**What this task involves**
Write out all the entries word for word and omit any pictures.

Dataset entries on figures
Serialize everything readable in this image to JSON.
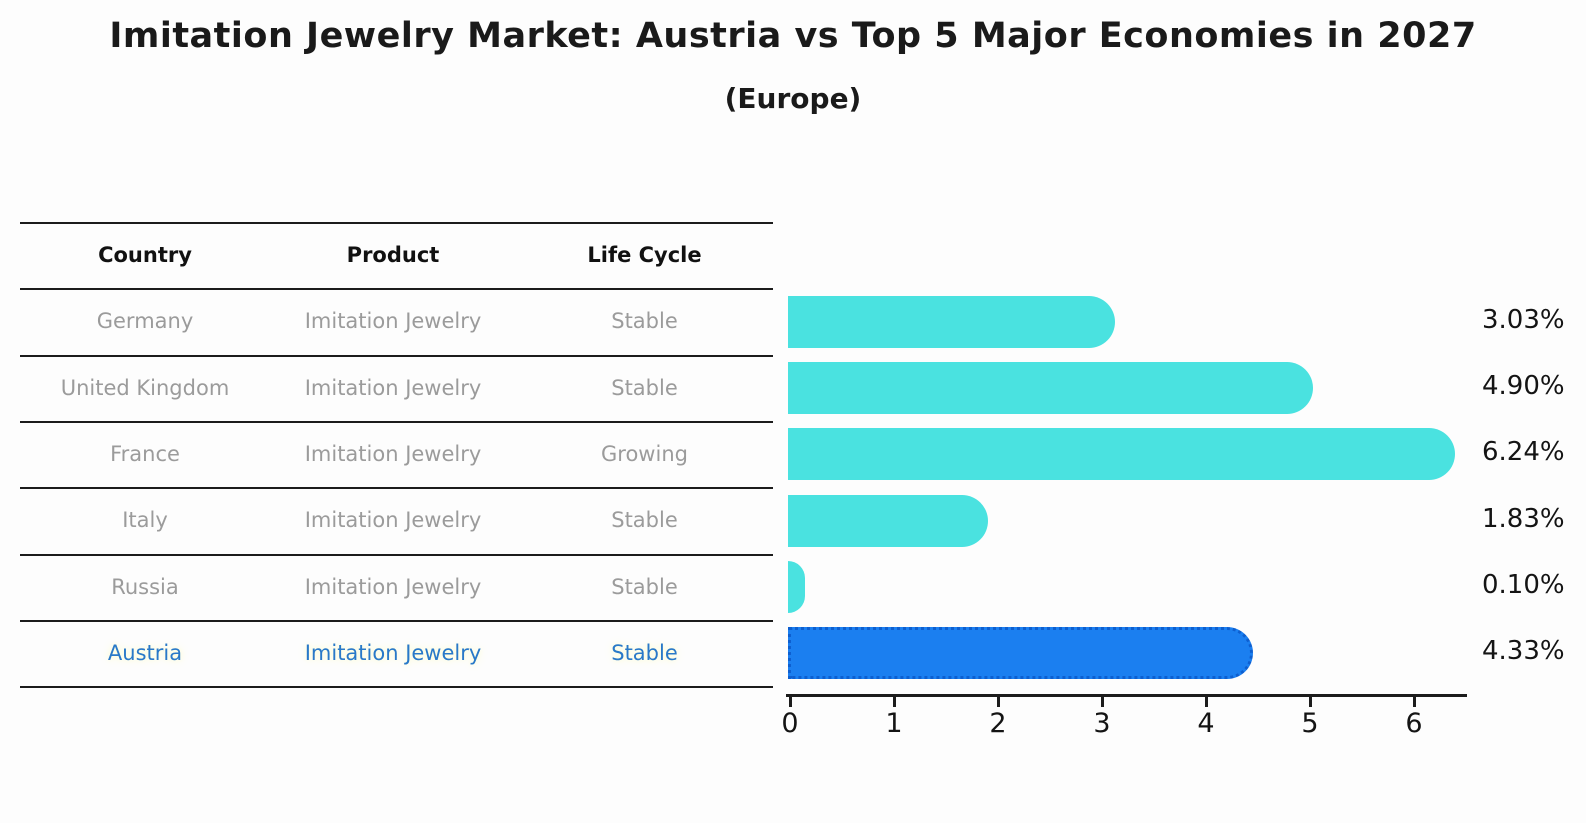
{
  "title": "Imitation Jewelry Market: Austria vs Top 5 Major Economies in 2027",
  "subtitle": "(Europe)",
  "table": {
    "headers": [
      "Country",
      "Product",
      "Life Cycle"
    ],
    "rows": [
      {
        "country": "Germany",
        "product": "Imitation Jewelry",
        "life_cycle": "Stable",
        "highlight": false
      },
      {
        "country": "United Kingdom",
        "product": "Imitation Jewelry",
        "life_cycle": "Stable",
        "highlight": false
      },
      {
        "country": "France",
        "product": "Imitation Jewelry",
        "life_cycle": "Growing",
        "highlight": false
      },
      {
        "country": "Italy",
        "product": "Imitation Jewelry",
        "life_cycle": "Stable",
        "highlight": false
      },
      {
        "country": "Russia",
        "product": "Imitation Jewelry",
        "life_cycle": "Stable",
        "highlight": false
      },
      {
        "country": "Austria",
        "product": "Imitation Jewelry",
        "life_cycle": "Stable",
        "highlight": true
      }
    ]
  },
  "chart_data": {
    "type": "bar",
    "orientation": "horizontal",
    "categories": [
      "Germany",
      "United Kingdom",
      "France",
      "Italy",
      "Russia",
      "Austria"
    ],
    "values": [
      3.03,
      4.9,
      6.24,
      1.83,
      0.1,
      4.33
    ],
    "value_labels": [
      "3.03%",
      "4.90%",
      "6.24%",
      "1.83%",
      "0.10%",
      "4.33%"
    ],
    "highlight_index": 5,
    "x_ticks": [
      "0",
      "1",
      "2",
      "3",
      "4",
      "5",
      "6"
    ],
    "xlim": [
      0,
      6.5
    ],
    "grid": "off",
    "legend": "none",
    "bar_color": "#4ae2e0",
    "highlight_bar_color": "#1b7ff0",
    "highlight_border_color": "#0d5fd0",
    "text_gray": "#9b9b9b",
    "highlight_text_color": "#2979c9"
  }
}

**Completed task**
Serialize everything readable in this image to JSON.
{
  "title": "Imitation Jewelry Market: Austria vs Top 5 Major Economies in 2027",
  "subtitle": "(Europe)",
  "table": {
    "headers": [
      "Country",
      "Product",
      "Life Cycle"
    ],
    "rows": [
      {
        "country": "Germany",
        "product": "Imitation Jewelry",
        "life_cycle": "Stable",
        "highlight": false
      },
      {
        "country": "United Kingdom",
        "product": "Imitation Jewelry",
        "life_cycle": "Stable",
        "highlight": false
      },
      {
        "country": "France",
        "product": "Imitation Jewelry",
        "life_cycle": "Growing",
        "highlight": false
      },
      {
        "country": "Italy",
        "product": "Imitation Jewelry",
        "life_cycle": "Stable",
        "highlight": false
      },
      {
        "country": "Russia",
        "product": "Imitation Jewelry",
        "life_cycle": "Stable",
        "highlight": false
      },
      {
        "country": "Austria",
        "product": "Imitation Jewelry",
        "life_cycle": "Stable",
        "highlight": true
      }
    ]
  },
  "chart_data": {
    "type": "bar",
    "orientation": "horizontal",
    "categories": [
      "Germany",
      "United Kingdom",
      "France",
      "Italy",
      "Russia",
      "Austria"
    ],
    "values": [
      3.03,
      4.9,
      6.24,
      1.83,
      0.1,
      4.33
    ],
    "value_labels": [
      "3.03%",
      "4.90%",
      "6.24%",
      "1.83%",
      "0.10%",
      "4.33%"
    ],
    "highlight_index": 5,
    "x_ticks": [
      "0",
      "1",
      "2",
      "3",
      "4",
      "5",
      "6"
    ],
    "xlim": [
      0,
      6.5
    ],
    "grid": "off",
    "legend": "none",
    "bar_color": "#4ae2e0",
    "highlight_bar_color": "#1b7ff0",
    "highlight_border_color": "#0d5fd0",
    "text_gray": "#9b9b9b",
    "highlight_text_color": "#2979c9"
  }
}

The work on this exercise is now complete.